Give back a single number, the count of lines containing the word "marker".

[Figure collection entries]
------------------------------------------------------------
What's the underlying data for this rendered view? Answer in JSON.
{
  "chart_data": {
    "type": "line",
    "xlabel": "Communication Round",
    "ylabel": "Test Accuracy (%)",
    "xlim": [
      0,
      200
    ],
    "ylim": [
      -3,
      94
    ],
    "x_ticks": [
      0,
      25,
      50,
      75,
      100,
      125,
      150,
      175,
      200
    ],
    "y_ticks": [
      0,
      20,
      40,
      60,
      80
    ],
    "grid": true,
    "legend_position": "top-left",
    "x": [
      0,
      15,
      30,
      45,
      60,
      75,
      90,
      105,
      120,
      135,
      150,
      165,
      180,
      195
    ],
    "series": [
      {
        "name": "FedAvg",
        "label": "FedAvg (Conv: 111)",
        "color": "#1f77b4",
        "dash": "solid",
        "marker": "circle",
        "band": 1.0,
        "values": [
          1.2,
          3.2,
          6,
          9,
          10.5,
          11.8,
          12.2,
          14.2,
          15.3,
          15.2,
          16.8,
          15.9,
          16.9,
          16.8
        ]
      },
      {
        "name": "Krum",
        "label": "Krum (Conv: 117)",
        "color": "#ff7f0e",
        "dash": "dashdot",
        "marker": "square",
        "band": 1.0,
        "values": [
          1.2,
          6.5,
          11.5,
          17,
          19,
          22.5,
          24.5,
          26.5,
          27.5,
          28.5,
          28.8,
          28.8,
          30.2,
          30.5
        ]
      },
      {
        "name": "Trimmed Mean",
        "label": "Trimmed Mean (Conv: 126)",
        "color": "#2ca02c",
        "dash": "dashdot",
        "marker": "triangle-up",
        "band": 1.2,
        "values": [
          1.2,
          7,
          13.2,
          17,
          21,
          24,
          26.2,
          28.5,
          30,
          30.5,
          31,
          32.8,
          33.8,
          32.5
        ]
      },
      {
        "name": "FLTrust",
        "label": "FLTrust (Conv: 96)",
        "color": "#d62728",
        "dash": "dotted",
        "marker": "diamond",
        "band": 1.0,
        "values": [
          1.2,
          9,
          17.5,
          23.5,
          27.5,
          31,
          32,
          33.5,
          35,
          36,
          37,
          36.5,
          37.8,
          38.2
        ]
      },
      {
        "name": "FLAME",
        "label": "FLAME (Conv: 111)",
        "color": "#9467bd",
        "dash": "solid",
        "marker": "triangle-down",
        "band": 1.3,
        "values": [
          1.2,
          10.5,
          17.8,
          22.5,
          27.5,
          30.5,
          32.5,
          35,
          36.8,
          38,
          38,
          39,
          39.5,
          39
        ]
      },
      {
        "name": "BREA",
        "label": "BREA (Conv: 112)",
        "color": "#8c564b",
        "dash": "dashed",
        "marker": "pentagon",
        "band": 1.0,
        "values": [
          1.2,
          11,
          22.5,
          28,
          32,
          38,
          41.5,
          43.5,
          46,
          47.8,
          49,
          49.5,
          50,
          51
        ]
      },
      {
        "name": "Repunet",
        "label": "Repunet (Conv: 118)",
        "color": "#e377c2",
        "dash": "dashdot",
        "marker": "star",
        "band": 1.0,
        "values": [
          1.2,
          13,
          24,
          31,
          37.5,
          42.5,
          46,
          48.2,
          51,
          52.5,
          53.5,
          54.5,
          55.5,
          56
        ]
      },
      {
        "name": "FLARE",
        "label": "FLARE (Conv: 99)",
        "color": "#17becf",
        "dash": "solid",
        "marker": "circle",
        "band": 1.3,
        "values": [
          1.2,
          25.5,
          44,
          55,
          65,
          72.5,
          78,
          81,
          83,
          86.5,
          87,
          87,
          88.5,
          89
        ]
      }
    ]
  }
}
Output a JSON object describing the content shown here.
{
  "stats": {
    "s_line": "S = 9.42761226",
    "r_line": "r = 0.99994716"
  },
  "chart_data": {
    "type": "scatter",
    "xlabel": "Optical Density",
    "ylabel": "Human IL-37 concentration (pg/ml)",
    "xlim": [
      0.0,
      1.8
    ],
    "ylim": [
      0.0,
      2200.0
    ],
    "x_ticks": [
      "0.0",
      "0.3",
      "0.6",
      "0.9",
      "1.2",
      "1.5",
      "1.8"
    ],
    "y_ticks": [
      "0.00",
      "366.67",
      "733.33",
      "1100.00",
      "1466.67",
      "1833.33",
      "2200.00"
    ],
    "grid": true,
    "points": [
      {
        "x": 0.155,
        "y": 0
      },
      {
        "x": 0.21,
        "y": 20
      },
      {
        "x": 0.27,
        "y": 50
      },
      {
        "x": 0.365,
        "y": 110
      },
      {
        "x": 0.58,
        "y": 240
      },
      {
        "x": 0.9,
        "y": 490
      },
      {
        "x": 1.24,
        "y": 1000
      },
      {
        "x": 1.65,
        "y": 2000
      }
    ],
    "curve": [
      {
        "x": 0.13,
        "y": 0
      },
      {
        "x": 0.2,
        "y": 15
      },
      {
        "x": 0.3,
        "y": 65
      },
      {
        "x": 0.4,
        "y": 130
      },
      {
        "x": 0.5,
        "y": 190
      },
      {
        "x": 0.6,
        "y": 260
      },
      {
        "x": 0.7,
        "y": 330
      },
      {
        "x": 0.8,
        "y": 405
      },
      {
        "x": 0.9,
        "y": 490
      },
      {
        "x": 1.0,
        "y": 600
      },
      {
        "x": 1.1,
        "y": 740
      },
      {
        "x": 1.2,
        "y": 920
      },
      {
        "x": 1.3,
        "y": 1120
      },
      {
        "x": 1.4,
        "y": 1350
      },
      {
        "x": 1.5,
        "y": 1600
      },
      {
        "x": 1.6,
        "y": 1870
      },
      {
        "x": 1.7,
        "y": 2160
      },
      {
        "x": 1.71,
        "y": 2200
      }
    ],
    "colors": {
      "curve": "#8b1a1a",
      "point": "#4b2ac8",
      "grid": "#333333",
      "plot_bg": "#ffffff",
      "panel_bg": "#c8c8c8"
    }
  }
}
------------------------------------------------------------
*WRITTEN SOLUTION:* 8